* start *

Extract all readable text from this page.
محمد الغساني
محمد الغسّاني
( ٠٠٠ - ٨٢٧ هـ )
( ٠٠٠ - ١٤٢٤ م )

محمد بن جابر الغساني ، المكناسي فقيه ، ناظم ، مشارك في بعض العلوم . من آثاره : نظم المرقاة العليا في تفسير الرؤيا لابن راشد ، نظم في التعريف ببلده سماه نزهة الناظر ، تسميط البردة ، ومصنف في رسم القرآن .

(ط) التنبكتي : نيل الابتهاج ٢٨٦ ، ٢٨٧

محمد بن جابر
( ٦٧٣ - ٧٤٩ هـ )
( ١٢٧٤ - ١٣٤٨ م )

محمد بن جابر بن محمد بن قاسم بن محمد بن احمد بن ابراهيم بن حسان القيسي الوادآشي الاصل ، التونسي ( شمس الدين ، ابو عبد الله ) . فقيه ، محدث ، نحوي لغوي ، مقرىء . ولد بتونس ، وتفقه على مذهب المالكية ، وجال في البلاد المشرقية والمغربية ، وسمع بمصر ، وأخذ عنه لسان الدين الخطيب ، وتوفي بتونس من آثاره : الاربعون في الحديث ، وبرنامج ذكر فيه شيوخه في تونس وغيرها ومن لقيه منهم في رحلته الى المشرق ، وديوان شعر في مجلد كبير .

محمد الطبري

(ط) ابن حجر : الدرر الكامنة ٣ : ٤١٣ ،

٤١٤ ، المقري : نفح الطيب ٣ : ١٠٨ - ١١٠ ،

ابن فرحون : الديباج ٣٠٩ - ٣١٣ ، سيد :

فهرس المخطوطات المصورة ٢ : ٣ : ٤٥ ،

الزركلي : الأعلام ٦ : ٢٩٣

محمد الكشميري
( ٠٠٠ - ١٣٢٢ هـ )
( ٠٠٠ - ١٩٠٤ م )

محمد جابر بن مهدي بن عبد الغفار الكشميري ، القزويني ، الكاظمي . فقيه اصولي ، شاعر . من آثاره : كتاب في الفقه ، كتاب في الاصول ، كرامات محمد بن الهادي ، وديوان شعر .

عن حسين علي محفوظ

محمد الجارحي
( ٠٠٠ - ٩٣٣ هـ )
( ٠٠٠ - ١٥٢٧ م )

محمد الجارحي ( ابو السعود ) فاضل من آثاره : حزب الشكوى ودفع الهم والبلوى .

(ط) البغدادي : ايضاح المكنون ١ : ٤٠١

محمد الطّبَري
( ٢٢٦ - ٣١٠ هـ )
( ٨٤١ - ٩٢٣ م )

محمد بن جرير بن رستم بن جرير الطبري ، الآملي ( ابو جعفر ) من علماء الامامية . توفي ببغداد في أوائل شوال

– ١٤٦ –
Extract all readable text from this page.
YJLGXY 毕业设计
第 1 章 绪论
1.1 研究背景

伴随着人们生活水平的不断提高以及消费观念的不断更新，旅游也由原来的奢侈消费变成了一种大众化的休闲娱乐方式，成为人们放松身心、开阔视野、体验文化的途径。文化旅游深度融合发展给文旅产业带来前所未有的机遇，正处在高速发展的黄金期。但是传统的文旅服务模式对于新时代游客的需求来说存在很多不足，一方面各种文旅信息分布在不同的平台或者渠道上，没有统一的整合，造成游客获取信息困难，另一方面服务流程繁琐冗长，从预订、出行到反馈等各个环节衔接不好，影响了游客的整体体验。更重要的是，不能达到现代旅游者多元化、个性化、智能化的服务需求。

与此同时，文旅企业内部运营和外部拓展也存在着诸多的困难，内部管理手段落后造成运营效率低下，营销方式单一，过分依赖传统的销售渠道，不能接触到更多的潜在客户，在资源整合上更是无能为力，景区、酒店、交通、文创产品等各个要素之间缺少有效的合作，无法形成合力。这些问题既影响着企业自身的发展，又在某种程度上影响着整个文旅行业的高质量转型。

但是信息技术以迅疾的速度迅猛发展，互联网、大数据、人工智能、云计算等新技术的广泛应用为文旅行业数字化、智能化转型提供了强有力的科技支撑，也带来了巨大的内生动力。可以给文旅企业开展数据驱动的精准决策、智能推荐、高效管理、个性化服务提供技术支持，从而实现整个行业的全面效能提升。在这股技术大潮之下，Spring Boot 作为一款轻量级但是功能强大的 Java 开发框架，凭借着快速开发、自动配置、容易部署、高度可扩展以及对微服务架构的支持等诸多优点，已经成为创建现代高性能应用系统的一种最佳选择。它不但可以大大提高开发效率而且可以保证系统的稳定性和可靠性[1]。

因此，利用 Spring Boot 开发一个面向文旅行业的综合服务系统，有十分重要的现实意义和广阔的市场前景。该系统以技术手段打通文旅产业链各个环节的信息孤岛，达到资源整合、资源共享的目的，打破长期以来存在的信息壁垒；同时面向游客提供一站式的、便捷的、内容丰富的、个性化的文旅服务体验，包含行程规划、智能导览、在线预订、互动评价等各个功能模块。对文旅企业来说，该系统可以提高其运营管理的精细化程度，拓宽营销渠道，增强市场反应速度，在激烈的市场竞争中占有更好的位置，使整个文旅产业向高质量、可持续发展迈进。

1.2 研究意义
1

* end *

* **BRIEF**:
Every entry needs to be retyped exactly.

* **RESULT FOR THIS TASK**:
Extract all readable text from this page.
محمد الغساني
محمد الغسّاني
( ٠٠٠ - ٨٢٧ هـ )
( ٠٠٠ - ١٤٢٤ م )

محمد بن جابر الغساني ، المكناسي فقيه ، ناظم ، مشارك في بعض العلوم . من آثاره : نظم المرقاة العليا في تفسير الرؤيا لابن راشد ، نظم في التعريف ببلده سماه نزهة الناظر ، تسميط البردة ، ومصنف في رسم القرآن .

(ط) التنبكتي : نيل الابتهاج ٢٨٦ ، ٢٨٧

محمد بن جابر
( ٦٧٣ - ٧٤٩ هـ )
( ١٢٧٤ - ١٣٤٨ م )

محمد بن جابر بن محمد بن قاسم بن محمد بن احمد بن ابراهيم بن حسان القيسي الوادآشي الاصل ، التونسي ( شمس الدين ، ابو عبد الله ) . فقيه ، محدث ، نحوي لغوي ، مقرىء . ولد بتونس ، وتفقه على مذهب المالكية ، وجال في البلاد المشرقية والمغربية ، وسمع بمصر ، وأخذ عنه لسان الدين الخطيب ، وتوفي بتونس من آثاره : الاربعون في الحديث ، وبرنامج ذكر فيه شيوخه في تونس وغيرها ومن لقيه منهم في رحلته الى المشرق ، وديوان شعر في مجلد كبير .

محمد الطبري

(ط) ابن حجر : الدرر الكامنة ٣ : ٤١٣ ،

٤١٤ ، المقري : نفح الطيب ٣ : ١٠٨ - ١١٠ ،

ابن فرحون : الديباج ٣٠٩ - ٣١٣ ، سيد :

فهرس المخطوطات المصورة ٢ : ٣ : ٤٥ ،

الزركلي : الأعلام ٦ : ٢٩٣

محمد الكشميري
( ٠٠٠ - ١٣٢٢ هـ )
( ٠٠٠ - ١٩٠٤ م )

محمد جابر بن مهدي بن عبد الغفار الكشميري ، القزويني ، الكاظمي . فقيه اصولي ، شاعر . من آثاره : كتاب في الفقه ، كتاب في الاصول ، كرامات محمد بن الهادي ، وديوان شعر .

عن حسين علي محفوظ

محمد الجارحي
( ٠٠٠ - ٩٣٣ هـ )
( ٠٠٠ - ١٥٢٧ م )

محمد الجارحي ( ابو السعود ) فاضل من آثاره : حزب الشكوى ودفع الهم والبلوى .

(ط) البغدادي : ايضاح المكنون ١ : ٤٠١

محمد الطّبَري
( ٢٢٦ - ٣١٠ هـ )
( ٨٤١ - ٩٢٣ م )

محمد بن جرير بن رستم بن جرير الطبري ، الآملي ( ابو جعفر ) من علماء الامامية . توفي ببغداد في أوائل شوال

– ١٤٦ –
Extract all readable text from this page.
YJLGXY 毕业设计
第 1 章 绪论
1.1 研究背景

伴随着人们生活水平的不断提高以及消费观念的不断更新，旅游也由原来的奢侈消费变成了一种大众化的休闲娱乐方式，成为人们放松身心、开阔视野、体验文化的途径。文化旅游深度融合发展给文旅产业带来前所未有的机遇，正处在高速发展的黄金期。但是传统的文旅服务模式对于新时代游客的需求来说存在很多不足，一方面各种文旅信息分布在不同的平台或者渠道上，没有统一的整合，造成游客获取信息困难，另一方面服务流程繁琐冗长，从预订、出行到反馈等各个环节衔接不好，影响了游客的整体体验。更重要的是，不能达到现代旅游者多元化、个性化、智能化的服务需求。

与此同时，文旅企业内部运营和外部拓展也存在着诸多的困难，内部管理手段落后造成运营效率低下，营销方式单一，过分依赖传统的销售渠道，不能接触到更多的潜在客户，在资源整合上更是无能为力，景区、酒店、交通、文创产品等各个要素之间缺少有效的合作，无法形成合力。这些问题既影响着企业自身的发展，又在某种程度上影响着整个文旅行业的高质量转型。

但是信息技术以迅疾的速度迅猛发展，互联网、大数据、人工智能、云计算等新技术的广泛应用为文旅行业数字化、智能化转型提供了强有力的科技支撑，也带来了巨大的内生动力。可以给文旅企业开展数据驱动的精准决策、智能推荐、高效管理、个性化服务提供技术支持，从而实现整个行业的全面效能提升。在这股技术大潮之下，Spring Boot 作为一款轻量级但是功能强大的 Java 开发框架，凭借着快速开发、自动配置、容易部署、高度可扩展以及对微服务架构的支持等诸多优点，已经成为创建现代高性能应用系统的一种最佳选择。它不但可以大大提高开发效率而且可以保证系统的稳定性和可靠性[1]。

因此，利用 Spring Boot 开发一个面向文旅行业的综合服务系统，有十分重要的现实意义和广阔的市场前景。该系统以技术手段打通文旅产业链各个环节的信息孤岛，达到资源整合、资源共享的目的，打破长期以来存在的信息壁垒；同时面向游客提供一站式的、便捷的、内容丰富的、个性化的文旅服务体验，包含行程规划、智能导览、在线预订、互动评价等各个功能模块。对文旅企业来说，该系统可以提高其运营管理的精细化程度，拓宽营销渠道，增强市场反应速度，在激烈的市场竞争中占有更好的位置，使整个文旅产业向高质量、可持续发展迈进。

1.2 研究意义
1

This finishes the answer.